** DATA TO USE follows **

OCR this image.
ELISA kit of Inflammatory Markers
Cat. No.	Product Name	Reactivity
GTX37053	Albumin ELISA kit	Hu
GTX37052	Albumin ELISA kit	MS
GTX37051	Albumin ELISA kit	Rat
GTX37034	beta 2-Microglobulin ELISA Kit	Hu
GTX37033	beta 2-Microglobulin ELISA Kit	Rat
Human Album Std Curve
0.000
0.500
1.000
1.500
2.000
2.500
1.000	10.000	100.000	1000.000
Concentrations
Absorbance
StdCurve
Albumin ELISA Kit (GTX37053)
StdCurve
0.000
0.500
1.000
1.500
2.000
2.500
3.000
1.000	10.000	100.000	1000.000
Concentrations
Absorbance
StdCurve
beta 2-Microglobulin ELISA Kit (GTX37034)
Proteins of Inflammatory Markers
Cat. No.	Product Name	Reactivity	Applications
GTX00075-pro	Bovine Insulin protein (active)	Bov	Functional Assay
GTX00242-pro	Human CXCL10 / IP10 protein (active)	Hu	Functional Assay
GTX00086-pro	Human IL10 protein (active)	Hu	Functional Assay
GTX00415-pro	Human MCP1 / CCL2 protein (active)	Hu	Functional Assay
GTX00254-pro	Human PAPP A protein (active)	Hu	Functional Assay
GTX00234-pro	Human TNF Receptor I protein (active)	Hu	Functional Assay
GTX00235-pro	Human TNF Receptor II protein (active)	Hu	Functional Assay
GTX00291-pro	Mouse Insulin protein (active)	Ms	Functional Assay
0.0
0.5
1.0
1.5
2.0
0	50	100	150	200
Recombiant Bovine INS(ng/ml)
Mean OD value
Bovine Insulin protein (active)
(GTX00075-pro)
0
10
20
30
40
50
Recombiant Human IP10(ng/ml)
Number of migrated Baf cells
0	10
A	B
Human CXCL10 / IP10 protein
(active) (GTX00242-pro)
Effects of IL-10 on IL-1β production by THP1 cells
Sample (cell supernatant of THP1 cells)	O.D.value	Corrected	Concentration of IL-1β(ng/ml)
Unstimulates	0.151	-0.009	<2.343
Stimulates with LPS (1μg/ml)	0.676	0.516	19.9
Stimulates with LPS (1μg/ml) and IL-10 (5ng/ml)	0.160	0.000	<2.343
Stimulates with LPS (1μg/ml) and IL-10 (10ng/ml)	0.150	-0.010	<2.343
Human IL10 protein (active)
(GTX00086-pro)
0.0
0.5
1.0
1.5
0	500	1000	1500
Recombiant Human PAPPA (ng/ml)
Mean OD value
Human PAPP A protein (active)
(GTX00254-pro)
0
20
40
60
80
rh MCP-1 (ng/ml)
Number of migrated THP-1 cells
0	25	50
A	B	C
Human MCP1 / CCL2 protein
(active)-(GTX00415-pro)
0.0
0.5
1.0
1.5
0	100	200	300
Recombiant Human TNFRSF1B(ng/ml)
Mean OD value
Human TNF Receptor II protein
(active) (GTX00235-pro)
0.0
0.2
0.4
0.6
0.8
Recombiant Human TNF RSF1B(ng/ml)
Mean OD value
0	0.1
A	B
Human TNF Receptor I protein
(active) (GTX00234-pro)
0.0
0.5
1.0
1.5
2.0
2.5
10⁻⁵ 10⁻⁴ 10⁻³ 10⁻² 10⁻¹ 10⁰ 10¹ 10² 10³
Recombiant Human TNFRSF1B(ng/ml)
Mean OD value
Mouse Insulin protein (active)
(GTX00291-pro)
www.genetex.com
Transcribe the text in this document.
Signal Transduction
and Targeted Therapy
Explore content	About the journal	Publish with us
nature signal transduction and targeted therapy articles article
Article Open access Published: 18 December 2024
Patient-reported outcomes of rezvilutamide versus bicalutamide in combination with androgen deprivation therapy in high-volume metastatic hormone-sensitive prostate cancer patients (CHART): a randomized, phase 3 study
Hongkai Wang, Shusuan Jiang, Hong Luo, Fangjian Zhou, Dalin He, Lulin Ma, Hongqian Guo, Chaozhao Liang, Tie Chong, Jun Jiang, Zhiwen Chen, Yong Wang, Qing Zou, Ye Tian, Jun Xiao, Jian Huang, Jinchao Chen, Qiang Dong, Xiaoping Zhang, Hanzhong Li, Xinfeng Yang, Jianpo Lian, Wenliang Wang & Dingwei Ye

** End of DATA TO USE **

Across all the entries, count the lines that contain "Functional", and state nothing but the total.

8